* [WHAT YOU WILL DO]:
Each line of the data that includes the string "market" is to be copied out.

------------

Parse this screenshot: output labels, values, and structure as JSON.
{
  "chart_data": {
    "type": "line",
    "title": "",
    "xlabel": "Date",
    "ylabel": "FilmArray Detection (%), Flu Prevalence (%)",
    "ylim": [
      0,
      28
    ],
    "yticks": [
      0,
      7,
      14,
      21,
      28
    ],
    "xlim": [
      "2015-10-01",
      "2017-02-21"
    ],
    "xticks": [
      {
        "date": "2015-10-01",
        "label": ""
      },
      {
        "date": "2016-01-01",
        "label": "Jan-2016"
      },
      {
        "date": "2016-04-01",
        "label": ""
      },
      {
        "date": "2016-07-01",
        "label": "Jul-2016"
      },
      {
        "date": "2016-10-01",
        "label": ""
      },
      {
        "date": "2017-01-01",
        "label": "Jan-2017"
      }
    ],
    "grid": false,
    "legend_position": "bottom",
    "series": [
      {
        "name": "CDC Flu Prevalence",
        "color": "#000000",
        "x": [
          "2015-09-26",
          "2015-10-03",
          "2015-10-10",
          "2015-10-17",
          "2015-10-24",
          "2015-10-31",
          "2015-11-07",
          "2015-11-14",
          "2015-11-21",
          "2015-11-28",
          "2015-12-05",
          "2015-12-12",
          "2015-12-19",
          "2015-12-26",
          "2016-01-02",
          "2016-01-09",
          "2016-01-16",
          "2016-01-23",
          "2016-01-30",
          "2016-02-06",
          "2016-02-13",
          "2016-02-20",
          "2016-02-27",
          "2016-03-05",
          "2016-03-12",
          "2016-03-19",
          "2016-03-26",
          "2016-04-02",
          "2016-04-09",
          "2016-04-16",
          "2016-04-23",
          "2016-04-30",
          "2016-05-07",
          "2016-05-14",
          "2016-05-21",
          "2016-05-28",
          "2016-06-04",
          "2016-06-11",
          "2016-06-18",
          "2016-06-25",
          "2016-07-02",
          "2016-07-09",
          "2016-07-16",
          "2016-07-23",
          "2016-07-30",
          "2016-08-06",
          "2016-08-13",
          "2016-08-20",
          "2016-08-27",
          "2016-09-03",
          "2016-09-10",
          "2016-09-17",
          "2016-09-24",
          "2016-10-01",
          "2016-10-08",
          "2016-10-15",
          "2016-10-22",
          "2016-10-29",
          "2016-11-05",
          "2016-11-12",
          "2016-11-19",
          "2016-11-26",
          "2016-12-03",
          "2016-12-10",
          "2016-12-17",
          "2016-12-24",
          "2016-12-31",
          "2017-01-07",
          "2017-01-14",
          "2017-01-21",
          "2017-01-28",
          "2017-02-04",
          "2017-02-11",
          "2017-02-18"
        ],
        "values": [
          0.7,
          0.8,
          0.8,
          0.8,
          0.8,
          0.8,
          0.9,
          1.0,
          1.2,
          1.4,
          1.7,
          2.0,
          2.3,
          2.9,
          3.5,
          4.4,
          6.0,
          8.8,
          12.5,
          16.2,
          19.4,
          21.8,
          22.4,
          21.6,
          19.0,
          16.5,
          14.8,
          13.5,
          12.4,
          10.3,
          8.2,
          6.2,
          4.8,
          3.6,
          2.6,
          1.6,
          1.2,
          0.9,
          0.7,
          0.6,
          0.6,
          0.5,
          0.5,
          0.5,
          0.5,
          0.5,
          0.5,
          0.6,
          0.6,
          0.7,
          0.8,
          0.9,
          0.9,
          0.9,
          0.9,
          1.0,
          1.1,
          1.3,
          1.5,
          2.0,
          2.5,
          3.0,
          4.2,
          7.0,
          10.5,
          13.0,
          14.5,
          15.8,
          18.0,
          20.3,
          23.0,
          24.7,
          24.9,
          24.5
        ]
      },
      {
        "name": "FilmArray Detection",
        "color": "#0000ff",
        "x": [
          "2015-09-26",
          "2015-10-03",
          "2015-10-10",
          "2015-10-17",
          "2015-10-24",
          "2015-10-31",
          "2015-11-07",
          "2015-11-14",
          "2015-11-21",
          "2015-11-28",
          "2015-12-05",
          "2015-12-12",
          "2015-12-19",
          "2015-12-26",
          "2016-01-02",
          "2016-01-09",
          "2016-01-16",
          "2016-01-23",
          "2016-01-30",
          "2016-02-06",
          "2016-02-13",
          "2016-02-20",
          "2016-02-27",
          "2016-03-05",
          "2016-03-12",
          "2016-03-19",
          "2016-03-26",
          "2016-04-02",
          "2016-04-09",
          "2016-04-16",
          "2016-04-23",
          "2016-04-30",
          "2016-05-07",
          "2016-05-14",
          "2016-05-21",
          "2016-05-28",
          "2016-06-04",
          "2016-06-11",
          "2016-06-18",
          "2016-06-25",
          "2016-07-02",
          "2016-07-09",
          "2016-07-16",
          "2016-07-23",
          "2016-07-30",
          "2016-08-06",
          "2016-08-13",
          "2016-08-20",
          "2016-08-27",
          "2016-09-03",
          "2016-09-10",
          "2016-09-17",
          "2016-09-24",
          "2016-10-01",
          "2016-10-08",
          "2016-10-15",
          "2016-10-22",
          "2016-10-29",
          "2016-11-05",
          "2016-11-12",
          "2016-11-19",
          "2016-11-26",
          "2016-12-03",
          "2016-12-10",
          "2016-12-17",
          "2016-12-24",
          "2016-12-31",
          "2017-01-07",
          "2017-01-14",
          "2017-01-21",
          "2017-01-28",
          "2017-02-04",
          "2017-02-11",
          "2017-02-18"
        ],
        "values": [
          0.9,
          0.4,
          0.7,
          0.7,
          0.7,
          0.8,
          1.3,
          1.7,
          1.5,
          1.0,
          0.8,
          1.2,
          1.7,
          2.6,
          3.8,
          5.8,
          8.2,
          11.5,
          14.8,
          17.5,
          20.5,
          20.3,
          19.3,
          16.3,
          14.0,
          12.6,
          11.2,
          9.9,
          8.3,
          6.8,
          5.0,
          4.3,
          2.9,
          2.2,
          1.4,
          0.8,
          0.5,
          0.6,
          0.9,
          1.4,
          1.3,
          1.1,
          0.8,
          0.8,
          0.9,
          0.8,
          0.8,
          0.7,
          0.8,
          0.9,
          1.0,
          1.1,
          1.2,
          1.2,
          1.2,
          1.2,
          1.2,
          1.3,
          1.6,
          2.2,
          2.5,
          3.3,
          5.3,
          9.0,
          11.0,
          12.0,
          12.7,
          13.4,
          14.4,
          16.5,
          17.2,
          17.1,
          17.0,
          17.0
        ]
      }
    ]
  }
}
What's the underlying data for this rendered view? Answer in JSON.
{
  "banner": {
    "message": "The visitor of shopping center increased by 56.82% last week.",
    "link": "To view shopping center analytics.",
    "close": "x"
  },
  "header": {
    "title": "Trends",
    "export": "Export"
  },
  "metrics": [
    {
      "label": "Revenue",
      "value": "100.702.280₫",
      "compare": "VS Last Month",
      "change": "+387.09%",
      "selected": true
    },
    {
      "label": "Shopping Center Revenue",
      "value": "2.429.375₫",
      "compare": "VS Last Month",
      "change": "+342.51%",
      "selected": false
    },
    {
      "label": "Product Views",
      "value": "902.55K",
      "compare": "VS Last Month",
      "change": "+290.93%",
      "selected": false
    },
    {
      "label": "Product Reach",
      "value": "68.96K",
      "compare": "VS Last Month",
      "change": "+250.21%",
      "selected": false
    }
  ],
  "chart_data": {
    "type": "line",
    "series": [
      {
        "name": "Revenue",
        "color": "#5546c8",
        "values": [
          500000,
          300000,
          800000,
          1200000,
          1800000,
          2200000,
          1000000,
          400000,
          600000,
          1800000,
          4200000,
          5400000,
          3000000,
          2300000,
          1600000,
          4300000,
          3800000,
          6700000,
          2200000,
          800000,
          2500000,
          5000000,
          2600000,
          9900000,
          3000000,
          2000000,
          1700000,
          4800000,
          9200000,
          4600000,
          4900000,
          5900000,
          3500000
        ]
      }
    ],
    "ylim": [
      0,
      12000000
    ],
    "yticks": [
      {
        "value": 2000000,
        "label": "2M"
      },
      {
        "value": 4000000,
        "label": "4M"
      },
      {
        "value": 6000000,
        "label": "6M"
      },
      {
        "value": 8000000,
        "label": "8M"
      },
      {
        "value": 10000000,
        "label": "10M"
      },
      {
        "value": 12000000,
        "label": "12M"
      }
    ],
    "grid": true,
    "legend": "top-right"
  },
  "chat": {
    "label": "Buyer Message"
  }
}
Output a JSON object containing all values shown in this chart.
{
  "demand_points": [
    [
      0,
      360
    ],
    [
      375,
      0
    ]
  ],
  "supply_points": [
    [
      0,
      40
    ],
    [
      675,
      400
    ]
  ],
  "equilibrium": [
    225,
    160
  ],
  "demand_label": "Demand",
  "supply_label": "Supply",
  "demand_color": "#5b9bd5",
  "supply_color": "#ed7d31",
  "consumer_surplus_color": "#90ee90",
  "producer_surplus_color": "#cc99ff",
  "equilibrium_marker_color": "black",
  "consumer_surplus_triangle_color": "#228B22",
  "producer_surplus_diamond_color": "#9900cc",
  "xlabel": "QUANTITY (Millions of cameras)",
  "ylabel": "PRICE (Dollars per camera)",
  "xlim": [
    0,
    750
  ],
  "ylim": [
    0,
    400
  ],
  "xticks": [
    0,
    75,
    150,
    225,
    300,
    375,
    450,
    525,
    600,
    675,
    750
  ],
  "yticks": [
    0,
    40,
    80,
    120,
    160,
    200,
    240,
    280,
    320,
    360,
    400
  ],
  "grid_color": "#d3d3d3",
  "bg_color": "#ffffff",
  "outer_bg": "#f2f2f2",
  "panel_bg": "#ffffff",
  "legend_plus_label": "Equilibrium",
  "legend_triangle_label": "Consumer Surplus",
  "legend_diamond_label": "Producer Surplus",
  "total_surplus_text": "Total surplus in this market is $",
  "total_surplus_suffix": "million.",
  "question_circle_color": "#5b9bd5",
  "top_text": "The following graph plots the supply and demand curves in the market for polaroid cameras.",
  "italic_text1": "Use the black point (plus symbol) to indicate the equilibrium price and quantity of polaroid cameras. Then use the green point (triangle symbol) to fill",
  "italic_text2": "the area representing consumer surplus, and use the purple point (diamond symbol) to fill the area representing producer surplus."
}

------------

* [CORRECT RESPONSE]:
  "total_surplus_text": "Total surplus in this market is $",
  "top_text": "The following graph plots the supply and demand curves in the market for polaroid cameras.",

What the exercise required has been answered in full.